>> BEGIN Listed records

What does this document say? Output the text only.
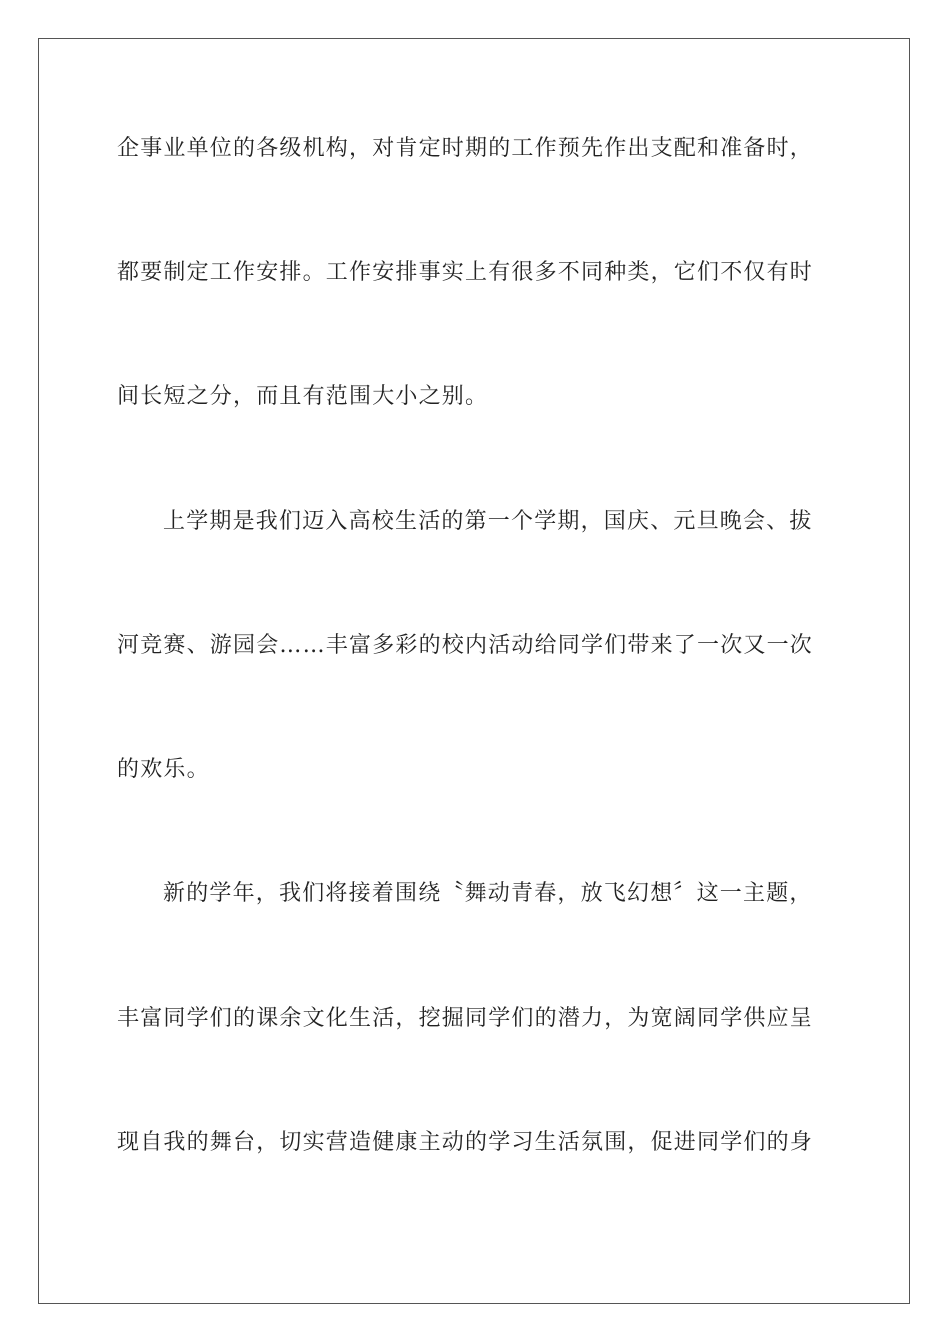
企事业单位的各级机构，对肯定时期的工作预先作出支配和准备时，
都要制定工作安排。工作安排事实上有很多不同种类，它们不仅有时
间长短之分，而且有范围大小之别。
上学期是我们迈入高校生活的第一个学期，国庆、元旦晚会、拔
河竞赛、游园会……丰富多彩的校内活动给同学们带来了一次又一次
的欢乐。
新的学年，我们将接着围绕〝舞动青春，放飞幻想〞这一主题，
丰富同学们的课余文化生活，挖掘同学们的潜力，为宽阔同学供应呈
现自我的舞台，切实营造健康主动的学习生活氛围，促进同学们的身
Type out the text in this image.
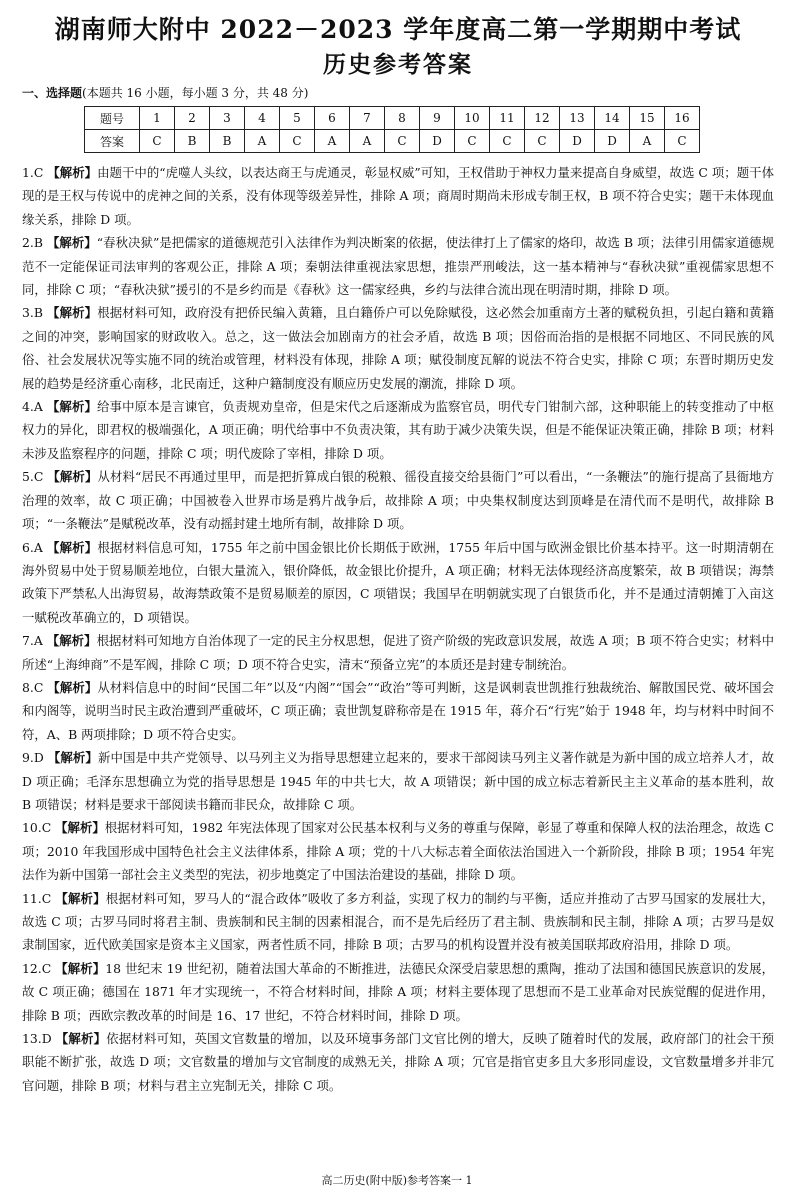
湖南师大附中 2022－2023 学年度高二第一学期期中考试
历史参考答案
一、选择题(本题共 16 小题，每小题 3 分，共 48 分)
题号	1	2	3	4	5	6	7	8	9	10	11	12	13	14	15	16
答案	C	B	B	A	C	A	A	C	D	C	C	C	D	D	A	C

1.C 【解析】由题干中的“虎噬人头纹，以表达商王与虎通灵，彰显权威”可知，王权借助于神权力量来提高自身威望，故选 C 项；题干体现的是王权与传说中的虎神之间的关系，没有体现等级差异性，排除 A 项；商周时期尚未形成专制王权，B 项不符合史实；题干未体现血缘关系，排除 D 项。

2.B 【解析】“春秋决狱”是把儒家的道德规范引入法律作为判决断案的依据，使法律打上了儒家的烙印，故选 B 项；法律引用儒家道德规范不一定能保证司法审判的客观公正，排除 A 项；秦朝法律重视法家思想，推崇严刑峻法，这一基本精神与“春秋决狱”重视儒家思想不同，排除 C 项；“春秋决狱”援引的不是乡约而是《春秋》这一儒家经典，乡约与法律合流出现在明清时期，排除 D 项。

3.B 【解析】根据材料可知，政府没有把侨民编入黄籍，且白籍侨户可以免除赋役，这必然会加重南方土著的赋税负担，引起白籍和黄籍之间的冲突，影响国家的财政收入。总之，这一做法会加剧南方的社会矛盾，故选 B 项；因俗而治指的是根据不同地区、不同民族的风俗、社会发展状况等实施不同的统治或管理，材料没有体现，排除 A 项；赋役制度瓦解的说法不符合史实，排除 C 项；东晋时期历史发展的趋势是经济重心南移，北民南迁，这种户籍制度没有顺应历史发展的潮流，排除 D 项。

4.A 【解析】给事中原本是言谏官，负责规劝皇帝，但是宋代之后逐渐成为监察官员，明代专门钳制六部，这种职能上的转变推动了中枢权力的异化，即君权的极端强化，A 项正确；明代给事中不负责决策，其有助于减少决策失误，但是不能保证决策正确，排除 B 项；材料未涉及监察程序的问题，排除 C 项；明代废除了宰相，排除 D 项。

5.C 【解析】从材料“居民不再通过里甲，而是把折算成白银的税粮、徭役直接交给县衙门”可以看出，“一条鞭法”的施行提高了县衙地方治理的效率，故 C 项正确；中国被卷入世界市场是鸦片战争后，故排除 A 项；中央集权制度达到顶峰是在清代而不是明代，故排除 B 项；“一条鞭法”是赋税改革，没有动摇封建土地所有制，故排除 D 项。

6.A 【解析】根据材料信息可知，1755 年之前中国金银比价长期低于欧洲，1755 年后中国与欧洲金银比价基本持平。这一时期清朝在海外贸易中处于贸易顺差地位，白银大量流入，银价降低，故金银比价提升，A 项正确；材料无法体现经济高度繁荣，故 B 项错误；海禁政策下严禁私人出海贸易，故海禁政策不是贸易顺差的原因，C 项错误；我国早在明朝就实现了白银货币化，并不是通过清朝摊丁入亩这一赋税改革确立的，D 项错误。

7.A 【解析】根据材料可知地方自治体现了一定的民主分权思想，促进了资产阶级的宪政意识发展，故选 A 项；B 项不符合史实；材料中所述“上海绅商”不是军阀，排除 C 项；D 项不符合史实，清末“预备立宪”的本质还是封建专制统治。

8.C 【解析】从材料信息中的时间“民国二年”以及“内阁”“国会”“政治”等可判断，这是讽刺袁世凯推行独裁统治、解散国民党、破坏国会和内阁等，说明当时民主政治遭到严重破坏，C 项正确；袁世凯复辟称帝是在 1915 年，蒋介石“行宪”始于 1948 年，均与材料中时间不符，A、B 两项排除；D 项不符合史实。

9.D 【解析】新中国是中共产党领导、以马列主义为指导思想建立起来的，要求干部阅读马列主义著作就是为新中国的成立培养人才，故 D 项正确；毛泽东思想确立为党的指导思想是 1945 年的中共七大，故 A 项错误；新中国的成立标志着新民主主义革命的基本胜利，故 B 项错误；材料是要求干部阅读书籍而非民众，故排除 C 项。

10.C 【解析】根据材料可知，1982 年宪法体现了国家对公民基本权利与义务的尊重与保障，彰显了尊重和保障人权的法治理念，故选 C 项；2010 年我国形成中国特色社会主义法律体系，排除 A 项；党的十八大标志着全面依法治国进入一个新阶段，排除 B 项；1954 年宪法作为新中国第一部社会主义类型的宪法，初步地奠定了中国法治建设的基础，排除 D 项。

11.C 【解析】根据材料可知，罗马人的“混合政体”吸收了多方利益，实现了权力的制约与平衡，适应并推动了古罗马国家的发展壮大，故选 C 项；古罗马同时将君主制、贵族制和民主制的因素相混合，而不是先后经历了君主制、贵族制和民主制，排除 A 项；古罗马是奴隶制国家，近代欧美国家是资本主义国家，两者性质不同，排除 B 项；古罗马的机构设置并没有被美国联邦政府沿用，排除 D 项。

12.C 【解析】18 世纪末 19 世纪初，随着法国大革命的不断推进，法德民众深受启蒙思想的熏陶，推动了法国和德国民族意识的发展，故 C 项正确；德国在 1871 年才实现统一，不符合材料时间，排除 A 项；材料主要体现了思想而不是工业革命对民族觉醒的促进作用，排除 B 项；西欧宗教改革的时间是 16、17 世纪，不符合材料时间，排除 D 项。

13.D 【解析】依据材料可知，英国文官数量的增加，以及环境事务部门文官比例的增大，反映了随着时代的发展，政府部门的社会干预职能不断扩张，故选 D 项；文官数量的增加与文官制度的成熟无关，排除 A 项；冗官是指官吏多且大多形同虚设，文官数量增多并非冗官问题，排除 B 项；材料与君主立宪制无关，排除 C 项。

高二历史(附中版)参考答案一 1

>> END Listed records
>> BEGIN Listed records

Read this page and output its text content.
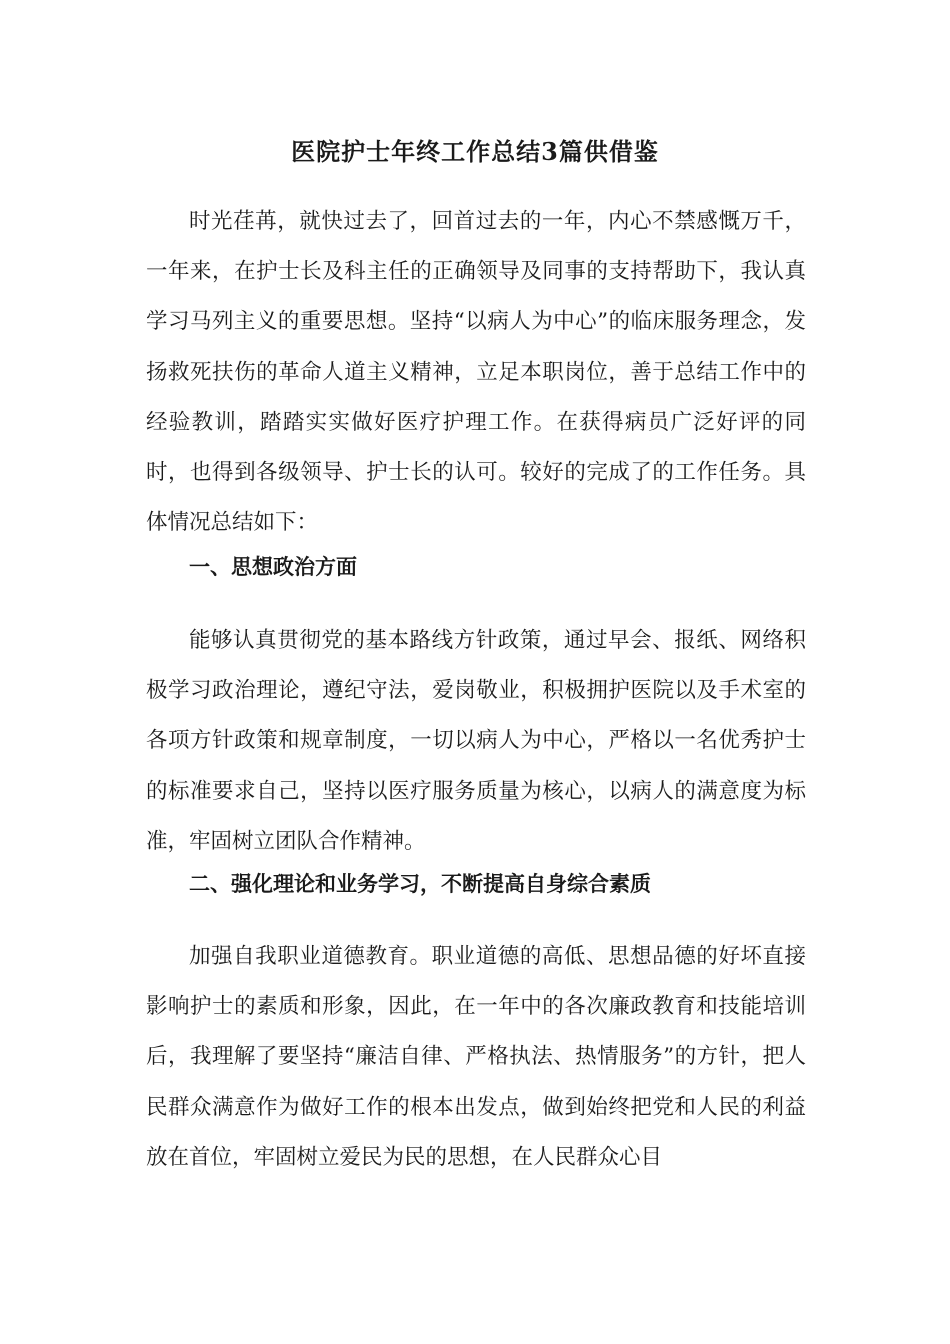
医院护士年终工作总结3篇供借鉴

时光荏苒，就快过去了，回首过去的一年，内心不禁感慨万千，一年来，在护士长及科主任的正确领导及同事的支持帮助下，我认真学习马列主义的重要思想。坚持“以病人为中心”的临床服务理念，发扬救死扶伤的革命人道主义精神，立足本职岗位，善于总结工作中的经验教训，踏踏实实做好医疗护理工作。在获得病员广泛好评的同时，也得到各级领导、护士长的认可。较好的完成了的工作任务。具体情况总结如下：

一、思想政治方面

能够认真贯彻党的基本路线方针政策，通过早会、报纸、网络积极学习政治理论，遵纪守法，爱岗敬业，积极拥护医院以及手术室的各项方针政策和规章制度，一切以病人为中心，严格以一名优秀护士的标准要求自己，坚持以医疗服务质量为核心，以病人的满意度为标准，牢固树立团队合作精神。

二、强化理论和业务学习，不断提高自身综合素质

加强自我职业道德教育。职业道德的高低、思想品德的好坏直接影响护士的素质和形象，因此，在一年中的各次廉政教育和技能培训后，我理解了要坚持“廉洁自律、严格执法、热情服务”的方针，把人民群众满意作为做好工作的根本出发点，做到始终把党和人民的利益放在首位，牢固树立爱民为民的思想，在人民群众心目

>> END Listed records

- Problem to work on: Write out every line of the entries that holds the word "this".

- Completed exercise:
What does this document say? Output the text only.
Type out the text in this image.
Read this page and output its text content.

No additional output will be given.